* BEGIN *

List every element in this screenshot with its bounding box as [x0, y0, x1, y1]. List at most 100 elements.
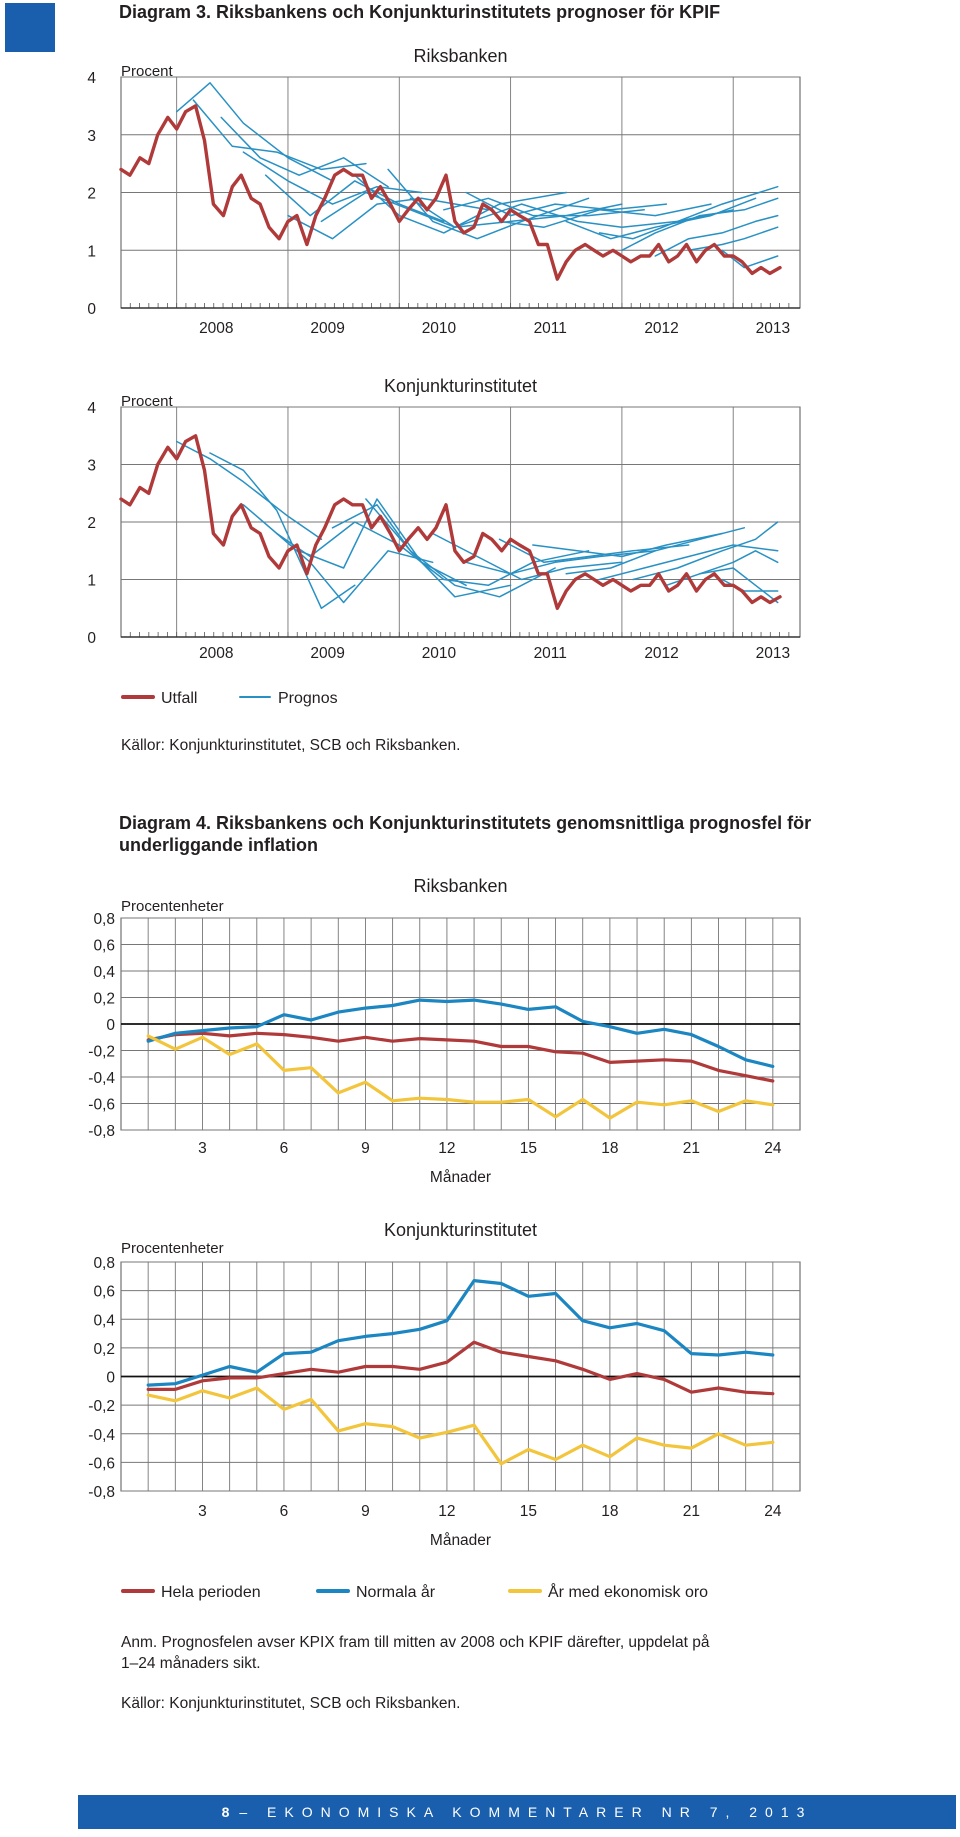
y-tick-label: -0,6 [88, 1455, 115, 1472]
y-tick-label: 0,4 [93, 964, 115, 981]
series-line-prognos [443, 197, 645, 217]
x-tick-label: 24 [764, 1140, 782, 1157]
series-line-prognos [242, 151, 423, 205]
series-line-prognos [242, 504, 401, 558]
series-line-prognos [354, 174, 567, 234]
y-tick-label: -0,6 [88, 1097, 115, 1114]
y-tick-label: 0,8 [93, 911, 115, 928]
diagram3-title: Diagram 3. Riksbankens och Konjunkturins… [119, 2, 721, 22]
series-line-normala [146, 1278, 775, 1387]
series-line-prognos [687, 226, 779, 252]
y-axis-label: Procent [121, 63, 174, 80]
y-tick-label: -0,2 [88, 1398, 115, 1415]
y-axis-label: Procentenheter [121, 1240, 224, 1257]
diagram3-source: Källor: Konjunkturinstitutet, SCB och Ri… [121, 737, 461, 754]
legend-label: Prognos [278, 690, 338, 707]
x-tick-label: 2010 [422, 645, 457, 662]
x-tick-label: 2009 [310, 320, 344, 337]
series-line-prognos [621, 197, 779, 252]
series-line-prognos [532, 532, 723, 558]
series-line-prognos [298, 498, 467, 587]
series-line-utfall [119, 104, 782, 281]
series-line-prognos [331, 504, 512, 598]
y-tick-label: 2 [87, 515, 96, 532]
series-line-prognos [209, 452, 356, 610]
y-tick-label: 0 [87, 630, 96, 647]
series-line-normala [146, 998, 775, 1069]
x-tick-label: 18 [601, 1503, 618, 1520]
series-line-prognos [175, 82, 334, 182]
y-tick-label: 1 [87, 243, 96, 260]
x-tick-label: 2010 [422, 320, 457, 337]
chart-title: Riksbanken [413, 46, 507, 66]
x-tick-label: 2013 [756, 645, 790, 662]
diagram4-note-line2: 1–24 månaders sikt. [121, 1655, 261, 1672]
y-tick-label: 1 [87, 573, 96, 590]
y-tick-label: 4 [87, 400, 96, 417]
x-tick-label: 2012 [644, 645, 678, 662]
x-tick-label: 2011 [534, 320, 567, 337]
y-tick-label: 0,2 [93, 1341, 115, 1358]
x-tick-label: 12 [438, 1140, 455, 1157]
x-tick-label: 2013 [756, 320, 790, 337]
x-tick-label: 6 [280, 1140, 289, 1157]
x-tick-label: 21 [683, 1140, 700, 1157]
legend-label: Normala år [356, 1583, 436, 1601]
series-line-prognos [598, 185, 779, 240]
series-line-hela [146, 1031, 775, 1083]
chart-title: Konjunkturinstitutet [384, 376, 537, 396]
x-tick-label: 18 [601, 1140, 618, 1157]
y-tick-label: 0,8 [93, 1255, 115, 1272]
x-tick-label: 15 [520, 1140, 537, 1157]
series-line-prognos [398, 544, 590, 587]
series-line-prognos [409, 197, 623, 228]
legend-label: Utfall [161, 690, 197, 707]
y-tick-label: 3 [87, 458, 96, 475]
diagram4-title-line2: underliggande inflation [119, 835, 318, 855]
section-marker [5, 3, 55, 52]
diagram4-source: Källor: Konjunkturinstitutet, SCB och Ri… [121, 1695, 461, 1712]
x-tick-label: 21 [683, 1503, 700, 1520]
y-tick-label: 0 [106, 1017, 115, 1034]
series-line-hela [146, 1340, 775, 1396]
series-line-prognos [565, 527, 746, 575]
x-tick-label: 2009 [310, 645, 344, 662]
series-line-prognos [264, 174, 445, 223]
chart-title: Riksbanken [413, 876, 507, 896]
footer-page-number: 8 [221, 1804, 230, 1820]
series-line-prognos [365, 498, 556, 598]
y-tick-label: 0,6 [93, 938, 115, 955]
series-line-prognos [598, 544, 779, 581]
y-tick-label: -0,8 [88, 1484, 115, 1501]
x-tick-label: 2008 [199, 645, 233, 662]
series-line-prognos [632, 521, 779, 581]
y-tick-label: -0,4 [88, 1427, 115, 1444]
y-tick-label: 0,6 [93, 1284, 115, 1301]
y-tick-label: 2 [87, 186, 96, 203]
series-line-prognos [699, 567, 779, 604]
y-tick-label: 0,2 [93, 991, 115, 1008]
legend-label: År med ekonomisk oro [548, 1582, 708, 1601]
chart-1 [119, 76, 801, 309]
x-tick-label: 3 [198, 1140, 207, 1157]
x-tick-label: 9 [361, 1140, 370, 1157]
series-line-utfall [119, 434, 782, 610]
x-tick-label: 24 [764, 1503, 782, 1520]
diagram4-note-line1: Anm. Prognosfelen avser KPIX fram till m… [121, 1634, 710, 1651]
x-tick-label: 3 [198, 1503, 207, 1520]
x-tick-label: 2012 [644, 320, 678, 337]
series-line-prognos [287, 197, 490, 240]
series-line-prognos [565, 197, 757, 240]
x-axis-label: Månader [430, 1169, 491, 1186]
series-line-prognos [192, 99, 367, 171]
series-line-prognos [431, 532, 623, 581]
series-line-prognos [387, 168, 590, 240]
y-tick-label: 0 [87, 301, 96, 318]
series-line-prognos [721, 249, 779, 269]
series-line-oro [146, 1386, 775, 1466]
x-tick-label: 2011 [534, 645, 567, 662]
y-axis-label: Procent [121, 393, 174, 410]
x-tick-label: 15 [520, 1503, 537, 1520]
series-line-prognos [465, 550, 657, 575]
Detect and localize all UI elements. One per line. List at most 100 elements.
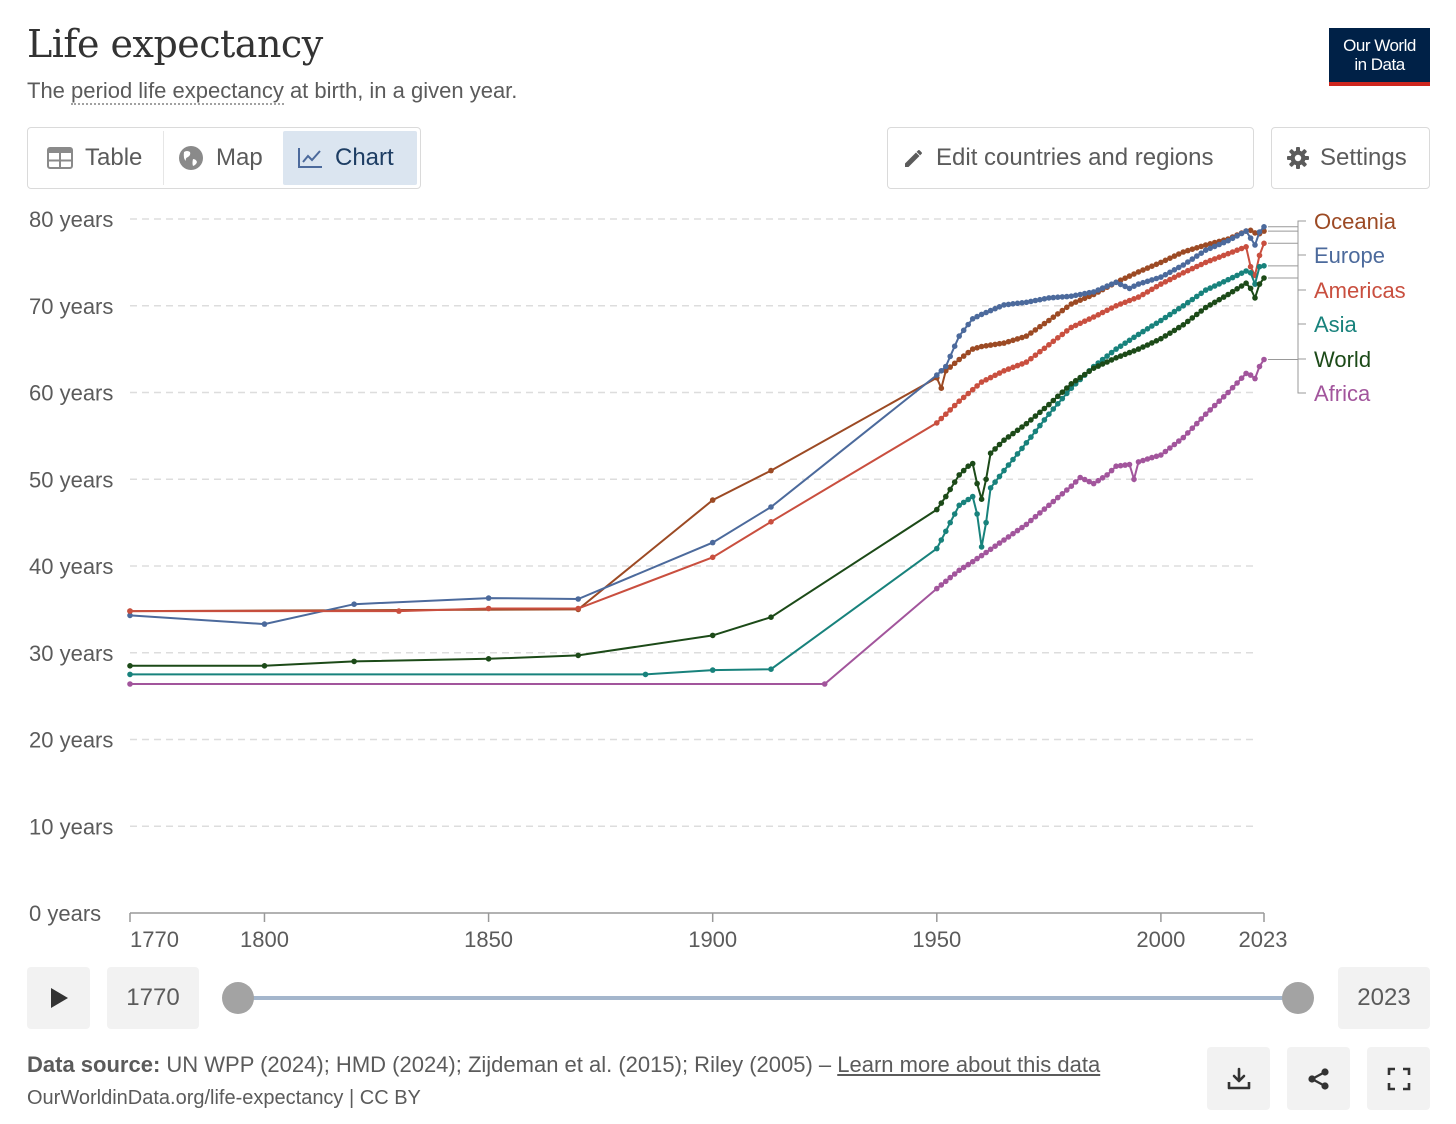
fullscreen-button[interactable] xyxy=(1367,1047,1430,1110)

* END *

**Set problem**: Copy every entry above word for word, leaving out the pictures.

**Response below**:
List every element in this screenshot with its bounding box as [x0, y0, x1, y1]. List at most 100 elements.
y-tick-label: -0,6 [88, 1455, 115, 1472]
y-tick-label: 0,4 [93, 964, 115, 981]
series-line-prognos [443, 197, 645, 217]
x-tick-label: 24 [764, 1140, 782, 1157]
series-line-prognos [242, 151, 423, 205]
series-line-prognos [242, 504, 401, 558]
series-line-prognos [354, 174, 567, 234]
y-tick-label: -0,6 [88, 1097, 115, 1114]
y-tick-label: 0,8 [93, 911, 115, 928]
diagram3-title: Diagram 3. Riksbankens och Konjunkturins… [119, 2, 721, 22]
series-line-normala [146, 1278, 775, 1387]
series-line-prognos [687, 226, 779, 252]
y-axis-label: Procent [121, 63, 174, 80]
y-tick-label: -0,2 [88, 1398, 115, 1415]
y-axis-label: Procentenheter [121, 1240, 224, 1257]
diagram3-source: Källor: Konjunkturinstitutet, SCB och Ri… [121, 737, 461, 754]
legend-label: Prognos [278, 690, 338, 707]
x-tick-label: 2010 [422, 645, 457, 662]
x-tick-label: 2009 [310, 320, 344, 337]
series-line-prognos [621, 197, 779, 252]
series-line-prognos [532, 532, 723, 558]
series-line-prognos [298, 498, 467, 587]
series-line-utfall [119, 104, 782, 281]
series-line-prognos [331, 504, 512, 598]
y-tick-label: 2 [87, 515, 96, 532]
series-line-prognos [209, 452, 356, 610]
y-tick-label: 0 [87, 630, 96, 647]
series-line-normala [146, 998, 775, 1069]
x-tick-label: 18 [601, 1503, 618, 1520]
series-line-prognos [175, 82, 334, 182]
y-tick-label: 1 [87, 243, 96, 260]
x-tick-label: 2010 [422, 320, 457, 337]
chart-title: Riksbanken [413, 46, 507, 66]
x-tick-label: 2013 [756, 645, 790, 662]
diagram4-note-line2: 1–24 månaders sikt. [121, 1655, 261, 1672]
y-tick-label: 1 [87, 573, 96, 590]
y-tick-label: 4 [87, 400, 96, 417]
x-tick-label: 2012 [644, 645, 678, 662]
x-tick-label: 2011 [534, 320, 567, 337]
y-tick-label: 0,2 [93, 1341, 115, 1358]
x-tick-label: 12 [438, 1140, 455, 1157]
x-tick-label: 2013 [756, 320, 790, 337]
x-tick-label: 6 [280, 1140, 289, 1157]
x-tick-label: 21 [683, 1140, 700, 1157]
legend-label: Normala år [356, 1583, 436, 1601]
series-line-prognos [598, 185, 779, 240]
series-line-hela [146, 1031, 775, 1083]
chart-title: Konjunkturinstitutet [384, 376, 537, 396]
x-tick-label: 18 [601, 1140, 618, 1157]
y-tick-label: 0,8 [93, 1255, 115, 1272]
x-tick-label: 15 [520, 1140, 537, 1157]
series-line-prognos [398, 544, 590, 587]
series-line-prognos [409, 197, 623, 228]
legend-label: Utfall [161, 690, 197, 707]
y-tick-label: 3 [87, 458, 96, 475]
diagram4-title-line2: underliggande inflation [119, 835, 318, 855]
section-marker [5, 3, 55, 52]
diagram4-source: Källor: Konjunkturinstitutet, SCB och Ri… [121, 1695, 461, 1712]
x-tick-label: 21 [683, 1503, 700, 1520]
y-tick-label: 0 [106, 1017, 115, 1034]
series-line-hela [146, 1340, 775, 1396]
series-line-prognos [565, 527, 746, 575]
x-tick-label: 2009 [310, 645, 344, 662]
series-line-prognos [264, 174, 445, 223]
chart-title: Riksbanken [413, 876, 507, 896]
footer-page-number: 8 [221, 1804, 230, 1820]
series-line-prognos [365, 498, 556, 598]
y-tick-label: 0,6 [93, 938, 115, 955]
series-line-prognos [598, 544, 779, 581]
y-tick-label: -0,8 [88, 1484, 115, 1501]
x-tick-label: 2008 [199, 645, 233, 662]
series-line-prognos [632, 521, 779, 581]
y-tick-label: -0,4 [88, 1427, 115, 1444]
y-tick-label: 0,6 [93, 1284, 115, 1301]
y-tick-label: 2 [87, 186, 96, 203]
series-line-prognos [699, 567, 779, 604]
y-tick-label: 0,2 [93, 991, 115, 1008]
legend-label: År med ekonomisk oro [548, 1582, 708, 1601]
chart-1 [119, 76, 801, 309]
x-tick-label: 3 [198, 1140, 207, 1157]
x-tick-label: 9 [361, 1140, 370, 1157]
series-line-utfall [119, 434, 782, 610]
x-tick-label: 24 [764, 1503, 782, 1520]
diagram4-note-line1: Anm. Prognosfelen avser KPIX fram till m… [121, 1634, 710, 1651]
x-tick-label: 3 [198, 1503, 207, 1520]
x-tick-label: 2012 [644, 320, 678, 337]
series-line-prognos [287, 197, 490, 240]
series-line-prognos [565, 197, 757, 240]
x-axis-label: Månader [430, 1169, 491, 1186]
series-line-prognos [192, 99, 367, 171]
series-line-prognos [431, 532, 623, 581]
series-line-prognos [387, 168, 590, 240]
y-tick-label: 0 [87, 301, 96, 318]
series-line-prognos [721, 249, 779, 269]
series-line-oro [146, 1386, 775, 1466]
x-tick-label: 2011 [534, 645, 567, 662]
y-axis-label: Procent [121, 393, 174, 410]
x-tick-label: 15 [520, 1503, 537, 1520]
series-line-prognos [465, 550, 657, 575]
Detect and localize all UI elements. One per line. List at most 100 elements.
fullscreen-button[interactable] xyxy=(1367,1047,1430,1110)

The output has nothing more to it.